• Saved data entries
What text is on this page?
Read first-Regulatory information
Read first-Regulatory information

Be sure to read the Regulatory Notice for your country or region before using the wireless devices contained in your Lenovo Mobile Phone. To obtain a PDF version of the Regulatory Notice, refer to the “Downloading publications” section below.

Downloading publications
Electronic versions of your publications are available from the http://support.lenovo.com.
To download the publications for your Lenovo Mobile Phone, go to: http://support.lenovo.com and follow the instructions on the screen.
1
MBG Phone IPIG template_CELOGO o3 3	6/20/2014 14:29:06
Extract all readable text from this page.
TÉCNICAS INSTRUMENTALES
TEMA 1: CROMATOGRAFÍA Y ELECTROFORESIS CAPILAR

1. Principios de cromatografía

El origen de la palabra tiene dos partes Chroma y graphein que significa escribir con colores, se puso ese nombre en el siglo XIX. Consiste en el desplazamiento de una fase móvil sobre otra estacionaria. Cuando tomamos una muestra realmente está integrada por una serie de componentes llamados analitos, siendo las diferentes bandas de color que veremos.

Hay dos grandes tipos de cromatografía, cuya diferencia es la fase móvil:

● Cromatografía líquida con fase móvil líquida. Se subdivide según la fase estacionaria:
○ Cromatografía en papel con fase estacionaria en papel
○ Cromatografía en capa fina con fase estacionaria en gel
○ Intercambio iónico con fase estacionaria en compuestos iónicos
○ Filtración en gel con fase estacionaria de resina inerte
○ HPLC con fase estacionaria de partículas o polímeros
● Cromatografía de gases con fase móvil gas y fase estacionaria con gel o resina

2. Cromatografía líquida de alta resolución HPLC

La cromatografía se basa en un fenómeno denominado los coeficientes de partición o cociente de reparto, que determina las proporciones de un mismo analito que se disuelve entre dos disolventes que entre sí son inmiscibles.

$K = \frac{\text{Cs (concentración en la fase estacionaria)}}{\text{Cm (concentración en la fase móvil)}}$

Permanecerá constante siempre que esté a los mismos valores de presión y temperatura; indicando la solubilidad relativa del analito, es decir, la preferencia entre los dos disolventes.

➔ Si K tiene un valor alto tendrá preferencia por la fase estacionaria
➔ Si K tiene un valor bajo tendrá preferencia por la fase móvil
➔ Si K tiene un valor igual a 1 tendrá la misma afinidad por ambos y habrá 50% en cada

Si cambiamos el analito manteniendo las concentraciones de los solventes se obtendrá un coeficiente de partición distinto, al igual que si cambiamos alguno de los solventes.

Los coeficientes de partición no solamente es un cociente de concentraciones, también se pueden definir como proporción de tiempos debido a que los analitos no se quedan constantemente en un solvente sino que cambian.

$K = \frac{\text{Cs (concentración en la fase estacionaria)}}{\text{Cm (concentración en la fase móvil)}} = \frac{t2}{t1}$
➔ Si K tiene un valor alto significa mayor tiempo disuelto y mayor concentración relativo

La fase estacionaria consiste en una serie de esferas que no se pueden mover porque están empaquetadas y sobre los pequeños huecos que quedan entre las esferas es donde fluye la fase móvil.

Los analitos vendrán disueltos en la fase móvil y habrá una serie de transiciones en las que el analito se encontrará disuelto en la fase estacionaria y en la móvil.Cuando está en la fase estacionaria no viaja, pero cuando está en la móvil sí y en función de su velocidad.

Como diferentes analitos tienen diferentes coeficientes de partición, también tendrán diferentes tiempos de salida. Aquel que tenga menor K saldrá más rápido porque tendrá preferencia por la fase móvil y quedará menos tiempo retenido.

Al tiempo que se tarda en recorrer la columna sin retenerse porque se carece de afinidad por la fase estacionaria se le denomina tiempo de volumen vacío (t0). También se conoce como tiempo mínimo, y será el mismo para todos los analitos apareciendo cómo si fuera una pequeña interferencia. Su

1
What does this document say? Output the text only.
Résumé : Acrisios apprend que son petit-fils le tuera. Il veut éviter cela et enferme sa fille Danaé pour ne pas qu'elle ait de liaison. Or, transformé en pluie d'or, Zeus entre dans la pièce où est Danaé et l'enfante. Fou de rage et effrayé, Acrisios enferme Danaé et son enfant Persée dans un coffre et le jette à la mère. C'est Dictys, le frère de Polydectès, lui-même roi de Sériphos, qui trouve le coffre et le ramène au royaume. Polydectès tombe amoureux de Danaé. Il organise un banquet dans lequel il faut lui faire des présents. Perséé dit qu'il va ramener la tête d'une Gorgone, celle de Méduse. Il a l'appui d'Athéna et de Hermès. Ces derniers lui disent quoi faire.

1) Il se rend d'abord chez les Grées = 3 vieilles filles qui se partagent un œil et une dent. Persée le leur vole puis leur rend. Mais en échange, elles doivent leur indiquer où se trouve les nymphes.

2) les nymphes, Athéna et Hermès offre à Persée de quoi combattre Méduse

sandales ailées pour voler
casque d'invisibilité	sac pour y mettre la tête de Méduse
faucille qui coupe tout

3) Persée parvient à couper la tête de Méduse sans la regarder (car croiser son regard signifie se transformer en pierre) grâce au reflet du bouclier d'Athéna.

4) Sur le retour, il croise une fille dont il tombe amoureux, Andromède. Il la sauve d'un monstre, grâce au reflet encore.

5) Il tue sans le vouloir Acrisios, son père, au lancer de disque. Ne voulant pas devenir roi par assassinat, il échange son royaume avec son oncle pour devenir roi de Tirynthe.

• Exercise prompt
Check each line above for the string "your", then copy the ones that have it.

• Completed exercise
Be sure to read the Regulatory Notice for your country or region before using the wireless devices contained in your Lenovo Mobile Phone. To obtain a PDF version of the Regulatory Notice, refer to the “Downloading publications” section below.
Electronic versions of your publications are available from the http://support.lenovo.com.
To download the publications for your Lenovo Mobile Phone, go to: http://support.lenovo.com and follow the instructions on the screen.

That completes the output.